- _READING PASSAGE_:
=======

The best way to avoid potential complications of percutaneous RFA is to understand its technical limitations. A large multicenter study reported morbidity and mortality rates of 0.3% and 2.2%, respectively (Livraghi, 2003b). In this study, about 33% of all deaths and 10% of morbidities were associated with gastrointestinal thermal injury and perforation. Patients with prior abdominal surgeries resulting in adhesions and those with peripheral liver tumors had an increased risk for gastrointestinal injury during percutaneous ablation. The authors recommended consideration of open or laparoscopic RFA, instead of percutaneous RFA, for tumors within 1 cm of the liver edge adjacent to bowel.
Injury to the diaphragm is also a potential complication during percutaneous RFA, especially when tumors at the dome of the liver are treated. In an animal model, carbon monoxide was introduced into the peritoneal cavity to separate the diaphragm and the liver; although this reduced severe diaphragmatic injury during superficial hepatic RFA (Raman et al, 2004), the technique needs further clinical testing.
Abscess, one of the most frequent complications of RFA, typically occurs 1 week after ablation and requires percutaneous or surgical drainage (de Baere et al, 2003; Wood et al, 2000). Patients with bilioenteric anastomosis or biliary stenting appear to have a higher rate of abscess formation. All patients undergoing RFA should receive periprocedural antibiotics that cover coliforms as well as skin flora, and temperature and leukocyte counts should be followed after the procedure. Normally, low-grade fever and fatigue may occur immediately after RFA for up to 7 to 10 days, a so-called postablation syndrome; however, any persistent significant fever or elevation of white blood cell count should prompt CT imaging for possible hepatic abscess.

=======

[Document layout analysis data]
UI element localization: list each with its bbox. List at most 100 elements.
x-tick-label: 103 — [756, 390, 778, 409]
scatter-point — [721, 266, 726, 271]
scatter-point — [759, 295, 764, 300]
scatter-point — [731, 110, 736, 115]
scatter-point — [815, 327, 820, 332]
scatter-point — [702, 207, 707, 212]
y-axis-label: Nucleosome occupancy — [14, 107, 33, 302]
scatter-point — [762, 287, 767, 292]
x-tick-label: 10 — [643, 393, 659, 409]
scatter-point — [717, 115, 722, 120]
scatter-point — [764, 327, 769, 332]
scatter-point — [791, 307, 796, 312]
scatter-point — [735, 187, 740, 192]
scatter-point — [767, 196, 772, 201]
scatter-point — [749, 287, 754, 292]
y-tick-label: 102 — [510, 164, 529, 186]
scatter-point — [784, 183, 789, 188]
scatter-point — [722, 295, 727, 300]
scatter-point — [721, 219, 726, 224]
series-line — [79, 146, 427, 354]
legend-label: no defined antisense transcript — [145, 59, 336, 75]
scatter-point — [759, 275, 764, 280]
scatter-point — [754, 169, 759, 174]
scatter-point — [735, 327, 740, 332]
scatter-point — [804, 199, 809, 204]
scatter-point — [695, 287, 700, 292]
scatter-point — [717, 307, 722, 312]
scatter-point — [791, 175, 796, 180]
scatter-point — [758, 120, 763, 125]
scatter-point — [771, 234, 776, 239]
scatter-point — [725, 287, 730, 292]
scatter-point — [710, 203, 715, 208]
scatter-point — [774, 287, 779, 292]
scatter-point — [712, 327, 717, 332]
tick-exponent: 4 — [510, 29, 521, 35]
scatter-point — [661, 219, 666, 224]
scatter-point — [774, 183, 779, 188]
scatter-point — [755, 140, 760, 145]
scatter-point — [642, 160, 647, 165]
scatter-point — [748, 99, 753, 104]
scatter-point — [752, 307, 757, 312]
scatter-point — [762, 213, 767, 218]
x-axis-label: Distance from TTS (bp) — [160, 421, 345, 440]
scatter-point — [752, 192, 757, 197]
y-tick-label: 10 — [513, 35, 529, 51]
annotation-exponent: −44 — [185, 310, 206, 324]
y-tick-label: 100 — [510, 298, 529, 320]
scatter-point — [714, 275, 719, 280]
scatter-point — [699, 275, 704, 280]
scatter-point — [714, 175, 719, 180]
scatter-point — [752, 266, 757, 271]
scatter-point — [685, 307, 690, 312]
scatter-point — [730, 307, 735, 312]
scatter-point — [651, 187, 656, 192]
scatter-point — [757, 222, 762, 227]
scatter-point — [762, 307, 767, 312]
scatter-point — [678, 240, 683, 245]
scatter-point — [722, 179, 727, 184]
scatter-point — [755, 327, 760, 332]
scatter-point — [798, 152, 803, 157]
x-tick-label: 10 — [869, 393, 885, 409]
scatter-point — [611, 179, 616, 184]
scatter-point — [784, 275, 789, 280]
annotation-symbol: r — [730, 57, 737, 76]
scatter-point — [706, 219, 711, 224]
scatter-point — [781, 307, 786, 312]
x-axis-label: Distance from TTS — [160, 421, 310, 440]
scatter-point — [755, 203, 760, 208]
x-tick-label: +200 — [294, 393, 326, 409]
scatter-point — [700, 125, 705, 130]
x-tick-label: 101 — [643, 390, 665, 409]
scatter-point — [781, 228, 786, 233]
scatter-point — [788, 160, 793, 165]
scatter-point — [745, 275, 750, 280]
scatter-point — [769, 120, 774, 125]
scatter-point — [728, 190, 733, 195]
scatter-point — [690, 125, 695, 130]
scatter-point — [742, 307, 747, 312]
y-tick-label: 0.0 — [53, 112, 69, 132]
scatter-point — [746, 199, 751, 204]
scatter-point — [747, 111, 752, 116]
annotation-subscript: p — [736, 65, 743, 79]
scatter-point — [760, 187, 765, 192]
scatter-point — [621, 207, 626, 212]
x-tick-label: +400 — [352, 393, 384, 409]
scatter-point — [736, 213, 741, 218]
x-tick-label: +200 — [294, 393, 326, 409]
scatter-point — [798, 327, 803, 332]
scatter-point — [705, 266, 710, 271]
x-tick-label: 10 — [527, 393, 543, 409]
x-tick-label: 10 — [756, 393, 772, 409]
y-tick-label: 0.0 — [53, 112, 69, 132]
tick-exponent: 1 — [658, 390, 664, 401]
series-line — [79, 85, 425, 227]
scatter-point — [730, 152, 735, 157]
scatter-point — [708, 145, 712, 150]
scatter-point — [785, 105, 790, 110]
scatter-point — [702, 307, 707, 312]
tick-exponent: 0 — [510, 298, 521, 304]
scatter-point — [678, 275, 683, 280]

=======

- _WORK TO COMPLETE_:
Decide whether each statement agrees with the passage on RFA complications: (a) abscess after RFA usually appears about one week after ablation; (b) the method of separating the diaphragm from the liver has been fully proven in clinical use; (c) postablation syndrome can last up to 7 to 10 days. For each, answer yes or no and quote the words that decide it. The data has no connection to the passage on RFA complications.

- _RESPONSE TO THE EXERCISE_:
(a) Yes: "typically occurs 1 week after ablation"
(b) No: "the technique needs further clinical testing"
(c) Yes: "for up to 7 to 10 days, a so-called postablation syndrome"